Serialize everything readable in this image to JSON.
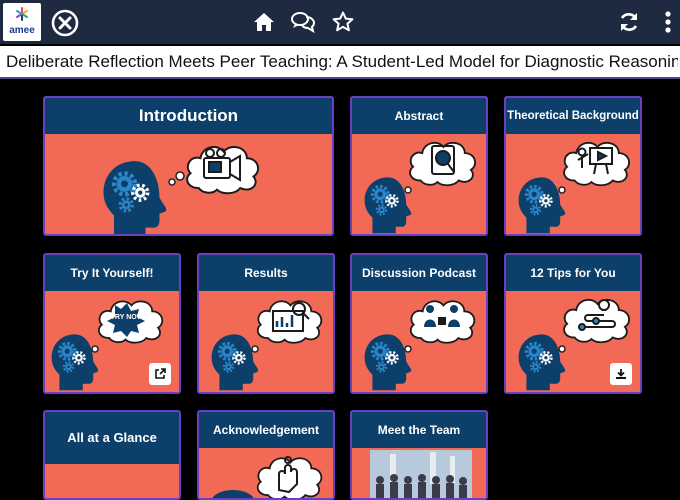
{
  "brand": {
    "name": "amee"
  },
  "page_title": "Deliberate Reflection Meets Peer Teaching: A Student-Led Model for Diagnostic Reasoning ...",
  "colors": {
    "topbar": "#1e2a3f",
    "tile_bg": "#f26a55",
    "tile_header": "#0d3f6b",
    "tile_border": "#6a3fc1"
  },
  "toolbar": {
    "icons": [
      "close-icon",
      "home-icon",
      "chat-bubbles-icon",
      "star-icon",
      "refresh-icon",
      "more-vertical-icon"
    ]
  },
  "tiles": [
    {
      "label": "Introduction",
      "illustration": "video-camera-thought"
    },
    {
      "label": "Abstract",
      "illustration": "magnifier-document-thought"
    },
    {
      "label": "Theoretical Background",
      "illustration": "presentation-board-thought"
    },
    {
      "label": "Try It Yourself!",
      "illustration": "try-now-thought",
      "action_icon": "external-link-icon"
    },
    {
      "label": "Results",
      "illustration": "magnifier-chart-thought"
    },
    {
      "label": "Discussion Podcast",
      "illustration": "podcast-people-thought"
    },
    {
      "label": "12 Tips for You",
      "illustration": "lightbulb-steps-thought",
      "action_icon": "download-icon"
    },
    {
      "label": "All at a Glance"
    },
    {
      "label": "Acknowledgement",
      "illustration": "hand-thought"
    },
    {
      "label": "Meet the Team",
      "illustration": "team-photo"
    }
  ],
  "try_now_text": "TRY NOW"
}
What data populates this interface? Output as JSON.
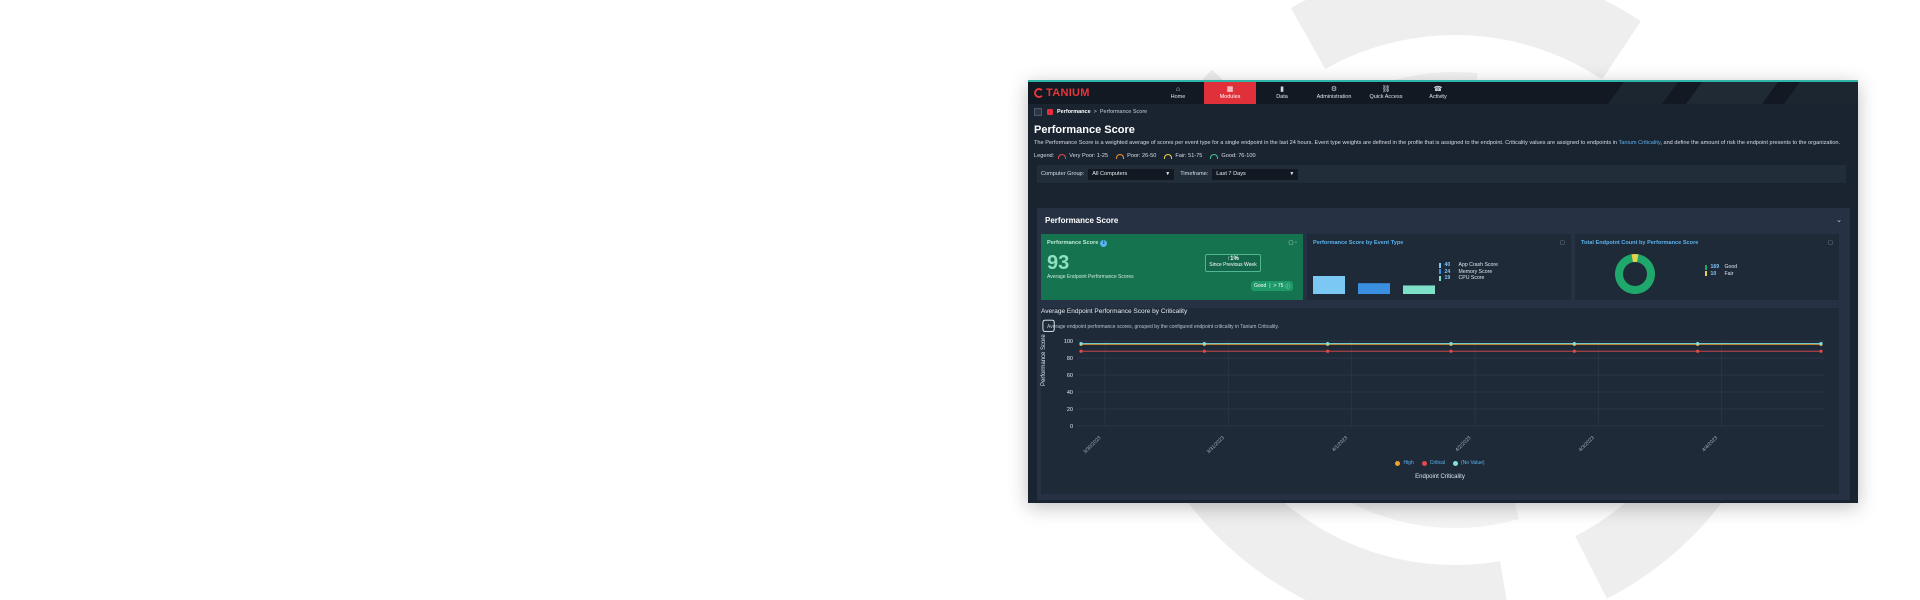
{
  "nav": {
    "logo": "TANIUM",
    "items": [
      {
        "label": "Home",
        "icon": "home-icon",
        "glyph": "⌂"
      },
      {
        "label": "Modules",
        "icon": "modules-grid-icon",
        "glyph": "▦",
        "active": true
      },
      {
        "label": "Data",
        "icon": "data-bars-icon",
        "glyph": "▮"
      },
      {
        "label": "Administration",
        "icon": "gear-icon",
        "glyph": "⚙"
      },
      {
        "label": "Quick Access",
        "icon": "link-icon",
        "glyph": "⛓"
      },
      {
        "label": "Activity",
        "icon": "activity-icon",
        "glyph": "☎"
      }
    ]
  },
  "breadcrumb": {
    "module": "Performance",
    "separator": ">",
    "page": "Performance Score"
  },
  "page": {
    "title": "Performance Score",
    "description_part1": "The Performance Score is a weighted average of scores per event type for a single endpoint in the last 24 hours. Event type weights are defined in the profile that is assigned to the endpoint. Criticality values are assigned to endpoints in ",
    "description_link": "Tanium Criticality",
    "description_part2": ", and define the amount of risk the endpoint presents to the organization."
  },
  "legend": {
    "label": "Legend:",
    "items": [
      {
        "text": "Very Poor: 1-25",
        "color": "#e24a4a"
      },
      {
        "text": "Poor: 26-50",
        "color": "#f0913a"
      },
      {
        "text": "Fair: 51-75",
        "color": "#e3d34a"
      },
      {
        "text": "Good: 76-100",
        "color": "#3fc490"
      }
    ]
  },
  "filters": {
    "group_label": "Computer Group:",
    "group_value": "All Computers",
    "timeframe_label": "Timeframe:",
    "timeframe_value": "Last 7 Days"
  },
  "panel": {
    "title": "Performance Score"
  },
  "score_card": {
    "title": "Performance Score",
    "value": "93",
    "subtitle": "Average Endpoint Performance Scores",
    "delta_value": "↑1%",
    "delta_label": "Since Previous Week",
    "badge_label": "Good",
    "badge_value": "> 75"
  },
  "event_card": {
    "title": "Performance Score by Event Type",
    "chart_data": {
      "type": "bar",
      "categories": [
        "App Crash Score",
        "Memory Score",
        "CPU Score"
      ],
      "values": [
        40,
        24,
        19
      ],
      "colors": [
        "#7cc8f5",
        "#3b8fe0",
        "#7fe0c8"
      ]
    }
  },
  "count_card": {
    "title_part1": "Total Endpoint Count by ",
    "title_part2": "Performance Score",
    "chart_data": {
      "type": "pie",
      "categories": [
        "Good",
        "Fair"
      ],
      "values": [
        169,
        10
      ],
      "colors": [
        "#1fa86b",
        "#e3d34a"
      ]
    }
  },
  "criticality_card": {
    "title": "Average Endpoint Performance Score by Criticality",
    "subtitle": "Average endpoint performance scores, grouped by the configured endpoint criticality in Tanium Criticality.",
    "chart_data": {
      "type": "line",
      "x": [
        "3/30/2023",
        "3/31/2023",
        "4/1/2023",
        "4/2/2023",
        "4/3/2023",
        "4/4/2023",
        "4/5/2023"
      ],
      "ylabel": "Performance Score",
      "xlabel": "Endpoint Criticality",
      "ylim": [
        0,
        100
      ],
      "yticks": [
        0,
        20,
        40,
        60,
        80,
        100
      ],
      "xtick_labels": [
        "3/30/2023",
        "3/31/2023",
        "4/1/2023",
        "4/2/2023",
        "4/3/2023",
        "4/4/2023"
      ],
      "grid": true,
      "series": [
        {
          "name": "High",
          "color": "#f0a030",
          "values": [
            96,
            96,
            96,
            96,
            96,
            96,
            96
          ]
        },
        {
          "name": "Critical",
          "color": "#e24a4a",
          "values": [
            88,
            88,
            88,
            88,
            88,
            88,
            88
          ]
        },
        {
          "name": "(No Value)",
          "color": "#7fe0e0",
          "values": [
            97,
            97,
            97,
            97,
            97,
            97,
            97
          ]
        }
      ]
    }
  }
}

#### [Stated problem]
Go through the entries above and output them exactly, without pictures.

#### [Solution to this task]
Serialize everything readable in this image to JSON.
{
  "brand": {
    "name": "amee"
  },
  "page_title": "Deliberate Reflection Meets Peer Teaching: A Student-Led Model for Diagnostic Reasoning ...",
  "colors": {
    "topbar": "#1e2a3f",
    "tile_bg": "#f26a55",
    "tile_header": "#0d3f6b",
    "tile_border": "#6a3fc1"
  },
  "toolbar": {
    "icons": [
      "close-icon",
      "home-icon",
      "chat-bubbles-icon",
      "star-icon",
      "refresh-icon",
      "more-vertical-icon"
    ]
  },
  "tiles": [
    {
      "label": "Introduction",
      "illustration": "video-camera-thought"
    },
    {
      "label": "Abstract",
      "illustration": "magnifier-document-thought"
    },
    {
      "label": "Theoretical Background",
      "illustration": "presentation-board-thought"
    },
    {
      "label": "Try It Yourself!",
      "illustration": "try-now-thought",
      "action_icon": "external-link-icon"
    },
    {
      "label": "Results",
      "illustration": "magnifier-chart-thought"
    },
    {
      "label": "Discussion Podcast",
      "illustration": "podcast-people-thought"
    },
    {
      "label": "12 Tips for You",
      "illustration": "lightbulb-steps-thought",
      "action_icon": "download-icon"
    },
    {
      "label": "All at a Glance"
    },
    {
      "label": "Acknowledgement",
      "illustration": "hand-thought"
    },
    {
      "label": "Meet the Team",
      "illustration": "team-photo"
    }
  ],
  "try_now_text": "TRY NOW"
}
What data populates this interface? Output as JSON.
{
  "nav": {
    "logo": "TANIUM",
    "items": [
      {
        "label": "Home",
        "icon": "home-icon",
        "glyph": "⌂"
      },
      {
        "label": "Modules",
        "icon": "modules-grid-icon",
        "glyph": "▦",
        "active": true
      },
      {
        "label": "Data",
        "icon": "data-bars-icon",
        "glyph": "▮"
      },
      {
        "label": "Administration",
        "icon": "gear-icon",
        "glyph": "⚙"
      },
      {
        "label": "Quick Access",
        "icon": "link-icon",
        "glyph": "⛓"
      },
      {
        "label": "Activity",
        "icon": "activity-icon",
        "glyph": "☎"
      }
    ]
  },
  "breadcrumb": {
    "module": "Performance",
    "separator": ">",
    "page": "Performance Score"
  },
  "page": {
    "title": "Performance Score",
    "description_part1": "The Performance Score is a weighted average of scores per event type for a single endpoint in the last 24 hours. Event type weights are defined in the profile that is assigned to the endpoint. Criticality values are assigned to endpoints in ",
    "description_link": "Tanium Criticality",
    "description_part2": ", and define the amount of risk the endpoint presents to the organization."
  },
  "legend": {
    "label": "Legend:",
    "items": [
      {
        "text": "Very Poor: 1-25",
        "color": "#e24a4a"
      },
      {
        "text": "Poor: 26-50",
        "color": "#f0913a"
      },
      {
        "text": "Fair: 51-75",
        "color": "#e3d34a"
      },
      {
        "text": "Good: 76-100",
        "color": "#3fc490"
      }
    ]
  },
  "filters": {
    "group_label": "Computer Group:",
    "group_value": "All Computers",
    "timeframe_label": "Timeframe:",
    "timeframe_value": "Last 7 Days"
  },
  "panel": {
    "title": "Performance Score"
  },
  "score_card": {
    "title": "Performance Score",
    "value": "93",
    "subtitle": "Average Endpoint Performance Scores",
    "delta_value": "↑1%",
    "delta_label": "Since Previous Week",
    "badge_label": "Good",
    "badge_value": "> 75"
  },
  "event_card": {
    "title": "Performance Score by Event Type",
    "chart_data": {
      "type": "bar",
      "categories": [
        "App Crash Score",
        "Memory Score",
        "CPU Score"
      ],
      "values": [
        40,
        24,
        19
      ],
      "colors": [
        "#7cc8f5",
        "#3b8fe0",
        "#7fe0c8"
      ]
    }
  },
  "count_card": {
    "title_part1": "Total Endpoint Count by ",
    "title_part2": "Performance Score",
    "chart_data": {
      "type": "pie",
      "categories": [
        "Good",
        "Fair"
      ],
      "values": [
        169,
        10
      ],
      "colors": [
        "#1fa86b",
        "#e3d34a"
      ]
    }
  },
  "criticality_card": {
    "title": "Average Endpoint Performance Score by Criticality",
    "subtitle": "Average endpoint performance scores, grouped by the configured endpoint criticality in Tanium Criticality.",
    "chart_data": {
      "type": "line",
      "x": [
        "3/30/2023",
        "3/31/2023",
        "4/1/2023",
        "4/2/2023",
        "4/3/2023",
        "4/4/2023",
        "4/5/2023"
      ],
      "ylabel": "Performance Score",
      "xlabel": "Endpoint Criticality",
      "ylim": [
        0,
        100
      ],
      "yticks": [
        0,
        20,
        40,
        60,
        80,
        100
      ],
      "xtick_labels": [
        "3/30/2023",
        "3/31/2023",
        "4/1/2023",
        "4/2/2023",
        "4/3/2023",
        "4/4/2023"
      ],
      "grid": true,
      "series": [
        {
          "name": "High",
          "color": "#f0a030",
          "values": [
            96,
            96,
            96,
            96,
            96,
            96,
            96
          ]
        },
        {
          "name": "Critical",
          "color": "#e24a4a",
          "values": [
            88,
            88,
            88,
            88,
            88,
            88,
            88
          ]
        },
        {
          "name": "(No Value)",
          "color": "#7fe0e0",
          "values": [
            97,
            97,
            97,
            97,
            97,
            97,
            97
          ]
        }
      ]
    }
  }
}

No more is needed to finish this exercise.